● **Job A**
According to the project description below, why is Rtools included among the dependencies? Answer in one to three sentences.

#### Source passage ####

Swallowtail Climate Change
Data and code for North American Swallowtail and larval host plant
distributions in relation to climate change
Currently under development
General approach:
Retrieves data from online sources (in this case, the Global Biodiversity
Information Facility, GBIF) and perform quality control
processes to ensure observations are only from Canada, Mexico, and the United
States of America. The data are analyzed to create species distribution models
based on presence and pseudo-absence data using a variety of models (e.g.
Maximum Entropy, generalized linear model). The models are then used to predict
presence or absence under a variety of conditions, including current climate
and forecast climate models. These predictions are used to estimate change in
the range sizes of individual butterfly species and the relative size of range
overlap of their known host plant species. Finally, these predictions are
combined with land use data to assess the importance of protected areas for
maintaining suitable habitat for Papilio species.
Dependencies
The project uses the following additional R packages:
- dismo
- dplyr
- ecospat
- ENMeval
- flexsdm
- gbm
- ggplot2
- glmnet
- kernlab
- ks
- Matrix (for lasso models)
- mgcv
- parallel (usually part of R distribution, but needs explicit loading)
- randomForest
- raster
- rnaturalearth
- rnaturalearthdata
- rnaturalearthhires
- Rtools (needed to use the zip() function on Windows machines)
- sp
- spocc
- stats (included in base R)
- stringr
- terra
- tidyr
- tidyterra
- TNRS
Data to support much of the rnaturalearth package functionality are stored in
two data packages that should be installed using the following:
devtools::install_github("ropensci/rnaturalearthdata")
devtools::install_github("ropensci/rnaturalearthhires")
Workflow
The workflow has the general structure of:
- Data retrieval and cleaning
- Preparing R scripts for analyses of individual species
- Bulk processing of single-species analyses; for each species distribution
method (boosted regression trees (BRT), generalized additive model (GAM),
Lasso, maximum entropy (MaxEnt), and random forest (RF)):
- Evaluate models using spatial cross validation (CV)

####

● **Job B**
Please reproduce the part of the rows below that opens with the line containing "empty-cell xyxy=(342,446,450,530)" and closes with the line containing "day-number: 9 xyxy=(134,199,228,214)", both lines included.

#### Given records ####

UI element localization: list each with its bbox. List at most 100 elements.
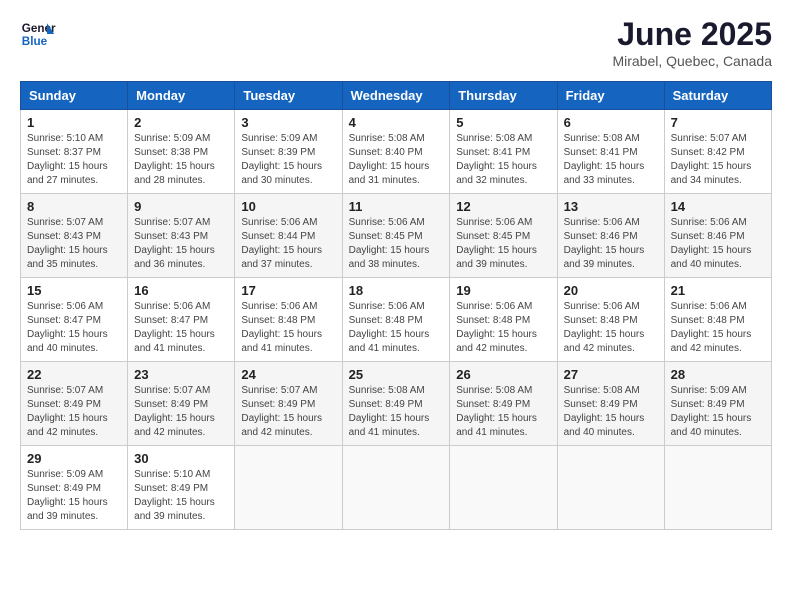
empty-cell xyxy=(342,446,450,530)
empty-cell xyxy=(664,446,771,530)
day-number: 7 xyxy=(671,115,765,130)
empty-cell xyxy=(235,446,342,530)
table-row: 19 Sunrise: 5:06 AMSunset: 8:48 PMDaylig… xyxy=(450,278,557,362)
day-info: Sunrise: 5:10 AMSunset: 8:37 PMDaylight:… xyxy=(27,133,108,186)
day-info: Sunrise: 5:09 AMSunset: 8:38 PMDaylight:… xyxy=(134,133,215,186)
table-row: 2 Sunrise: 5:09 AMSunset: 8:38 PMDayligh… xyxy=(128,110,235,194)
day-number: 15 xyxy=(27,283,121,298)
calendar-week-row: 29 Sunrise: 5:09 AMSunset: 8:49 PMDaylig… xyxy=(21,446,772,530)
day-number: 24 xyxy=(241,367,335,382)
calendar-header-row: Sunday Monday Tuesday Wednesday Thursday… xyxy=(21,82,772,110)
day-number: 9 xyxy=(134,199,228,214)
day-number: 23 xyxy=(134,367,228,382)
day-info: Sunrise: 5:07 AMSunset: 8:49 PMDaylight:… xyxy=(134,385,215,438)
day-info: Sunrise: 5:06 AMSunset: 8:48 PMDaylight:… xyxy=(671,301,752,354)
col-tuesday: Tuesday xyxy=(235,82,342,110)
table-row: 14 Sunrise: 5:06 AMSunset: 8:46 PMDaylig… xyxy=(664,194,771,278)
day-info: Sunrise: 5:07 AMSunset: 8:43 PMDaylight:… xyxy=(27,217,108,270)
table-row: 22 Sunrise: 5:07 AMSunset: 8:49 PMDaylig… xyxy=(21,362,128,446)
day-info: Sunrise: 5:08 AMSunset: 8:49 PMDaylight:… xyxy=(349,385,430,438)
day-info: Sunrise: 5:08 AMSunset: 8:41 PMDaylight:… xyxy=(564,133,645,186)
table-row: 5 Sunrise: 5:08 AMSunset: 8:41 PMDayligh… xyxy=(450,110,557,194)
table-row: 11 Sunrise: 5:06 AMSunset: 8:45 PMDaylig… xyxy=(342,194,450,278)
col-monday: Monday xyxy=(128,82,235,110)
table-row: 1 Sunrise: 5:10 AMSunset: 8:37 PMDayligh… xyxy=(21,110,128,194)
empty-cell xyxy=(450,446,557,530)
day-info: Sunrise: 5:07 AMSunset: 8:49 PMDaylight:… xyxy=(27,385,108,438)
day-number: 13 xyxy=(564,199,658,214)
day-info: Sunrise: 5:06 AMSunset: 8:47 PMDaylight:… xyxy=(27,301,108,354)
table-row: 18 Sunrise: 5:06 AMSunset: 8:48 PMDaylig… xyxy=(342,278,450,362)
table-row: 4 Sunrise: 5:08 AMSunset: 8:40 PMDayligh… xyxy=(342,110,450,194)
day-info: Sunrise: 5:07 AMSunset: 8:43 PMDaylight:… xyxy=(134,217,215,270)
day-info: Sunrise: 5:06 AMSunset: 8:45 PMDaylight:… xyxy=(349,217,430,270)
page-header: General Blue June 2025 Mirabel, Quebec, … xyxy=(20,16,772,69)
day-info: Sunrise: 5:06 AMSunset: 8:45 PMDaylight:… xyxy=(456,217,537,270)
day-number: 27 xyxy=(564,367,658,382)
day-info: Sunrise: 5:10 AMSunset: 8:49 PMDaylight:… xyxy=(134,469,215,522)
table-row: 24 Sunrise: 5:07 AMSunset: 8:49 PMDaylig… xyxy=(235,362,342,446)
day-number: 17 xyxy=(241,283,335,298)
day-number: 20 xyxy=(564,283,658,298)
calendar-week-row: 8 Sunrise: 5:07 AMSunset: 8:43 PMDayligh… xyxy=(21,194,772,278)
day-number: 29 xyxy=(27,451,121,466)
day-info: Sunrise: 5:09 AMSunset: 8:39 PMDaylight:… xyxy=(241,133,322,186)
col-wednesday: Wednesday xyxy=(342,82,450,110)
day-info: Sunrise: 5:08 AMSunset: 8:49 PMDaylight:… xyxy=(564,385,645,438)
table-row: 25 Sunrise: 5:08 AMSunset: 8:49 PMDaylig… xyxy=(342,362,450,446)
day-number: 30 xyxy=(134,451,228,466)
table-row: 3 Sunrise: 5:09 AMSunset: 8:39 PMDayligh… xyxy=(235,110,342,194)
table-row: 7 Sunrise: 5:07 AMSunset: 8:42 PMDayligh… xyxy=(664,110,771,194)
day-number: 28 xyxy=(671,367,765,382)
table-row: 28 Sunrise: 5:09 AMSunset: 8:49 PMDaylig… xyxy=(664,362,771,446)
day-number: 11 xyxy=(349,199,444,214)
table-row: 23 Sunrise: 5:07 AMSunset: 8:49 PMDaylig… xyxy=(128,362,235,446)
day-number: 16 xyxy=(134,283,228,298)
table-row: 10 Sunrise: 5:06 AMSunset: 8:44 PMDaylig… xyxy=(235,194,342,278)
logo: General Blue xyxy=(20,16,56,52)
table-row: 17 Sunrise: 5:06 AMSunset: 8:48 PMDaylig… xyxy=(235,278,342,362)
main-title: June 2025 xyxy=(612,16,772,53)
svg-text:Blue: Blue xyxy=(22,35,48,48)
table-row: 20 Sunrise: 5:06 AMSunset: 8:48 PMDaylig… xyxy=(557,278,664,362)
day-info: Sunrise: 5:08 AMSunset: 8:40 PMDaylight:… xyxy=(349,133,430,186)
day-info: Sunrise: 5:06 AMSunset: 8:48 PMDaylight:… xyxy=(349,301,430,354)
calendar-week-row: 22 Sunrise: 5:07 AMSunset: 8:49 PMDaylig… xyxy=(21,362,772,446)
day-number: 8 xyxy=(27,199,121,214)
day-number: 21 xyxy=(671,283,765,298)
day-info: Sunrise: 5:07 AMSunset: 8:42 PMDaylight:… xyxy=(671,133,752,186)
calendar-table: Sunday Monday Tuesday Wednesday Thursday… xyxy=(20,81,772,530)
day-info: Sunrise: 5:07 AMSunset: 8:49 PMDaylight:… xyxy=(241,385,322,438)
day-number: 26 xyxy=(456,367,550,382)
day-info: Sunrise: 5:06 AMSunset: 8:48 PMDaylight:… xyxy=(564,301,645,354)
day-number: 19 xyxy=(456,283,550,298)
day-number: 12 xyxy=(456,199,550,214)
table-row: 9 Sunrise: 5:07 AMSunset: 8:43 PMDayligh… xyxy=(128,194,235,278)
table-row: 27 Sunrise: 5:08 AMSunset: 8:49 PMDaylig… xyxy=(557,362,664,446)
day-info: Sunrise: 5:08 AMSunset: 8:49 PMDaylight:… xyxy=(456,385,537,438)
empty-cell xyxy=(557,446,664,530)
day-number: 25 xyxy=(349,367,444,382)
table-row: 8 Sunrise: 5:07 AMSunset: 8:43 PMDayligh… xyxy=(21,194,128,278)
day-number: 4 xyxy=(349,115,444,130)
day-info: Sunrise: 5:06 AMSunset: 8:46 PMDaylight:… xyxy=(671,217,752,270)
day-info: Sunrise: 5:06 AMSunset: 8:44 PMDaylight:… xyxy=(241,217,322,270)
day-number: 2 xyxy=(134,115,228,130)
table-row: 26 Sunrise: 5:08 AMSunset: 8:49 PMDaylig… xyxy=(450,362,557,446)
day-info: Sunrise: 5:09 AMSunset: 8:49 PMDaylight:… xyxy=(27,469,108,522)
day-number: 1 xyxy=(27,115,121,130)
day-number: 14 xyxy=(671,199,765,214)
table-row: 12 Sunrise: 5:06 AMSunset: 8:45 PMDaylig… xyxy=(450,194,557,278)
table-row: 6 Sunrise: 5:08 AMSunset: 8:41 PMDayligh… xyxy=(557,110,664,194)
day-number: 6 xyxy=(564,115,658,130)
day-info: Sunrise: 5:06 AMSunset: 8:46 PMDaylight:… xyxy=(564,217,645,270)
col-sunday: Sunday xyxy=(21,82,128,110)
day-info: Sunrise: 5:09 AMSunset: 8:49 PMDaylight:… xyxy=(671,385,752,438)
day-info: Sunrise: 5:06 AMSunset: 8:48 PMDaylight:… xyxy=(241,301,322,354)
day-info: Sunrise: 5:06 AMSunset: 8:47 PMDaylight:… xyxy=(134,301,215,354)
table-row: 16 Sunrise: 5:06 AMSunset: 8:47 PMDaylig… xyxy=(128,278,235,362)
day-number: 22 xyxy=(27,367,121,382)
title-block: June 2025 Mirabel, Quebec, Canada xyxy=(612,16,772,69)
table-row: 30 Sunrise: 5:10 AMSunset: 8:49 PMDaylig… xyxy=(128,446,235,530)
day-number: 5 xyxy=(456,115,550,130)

####

● **Correct result A**
Rtools is needed to use the zip() function on Windows machines.

● **Correct result B**
empty-cell xyxy=(342,446,450,530)
empty-cell xyxy=(664,446,771,530)
day-number: 7 xyxy=(671,115,765,130)
empty-cell xyxy=(235,446,342,530)
table-row: 19 Sunrise: 5:06 AMSunset: 8:48 PMDaylig… xyxy=(450,278,557,362)
day-info: Sunrise: 5:10 AMSunset: 8:37 PMDaylight:… xyxy=(27,133,108,186)
day-info: Sunrise: 5:09 AMSunset: 8:38 PMDaylight:… xyxy=(134,133,215,186)
table-row: 2 Sunrise: 5:09 AMSunset: 8:38 PMDayligh… xyxy=(128,110,235,194)
day-number: 15 xyxy=(27,283,121,298)
calendar-week-row: 29 Sunrise: 5:09 AMSunset: 8:49 PMDaylig… xyxy=(21,446,772,530)
day-number: 24 xyxy=(241,367,335,382)
calendar-header-row: Sunday Monday Tuesday Wednesday Thursday… xyxy=(21,82,772,110)
day-number: 9 xyxy=(134,199,228,214)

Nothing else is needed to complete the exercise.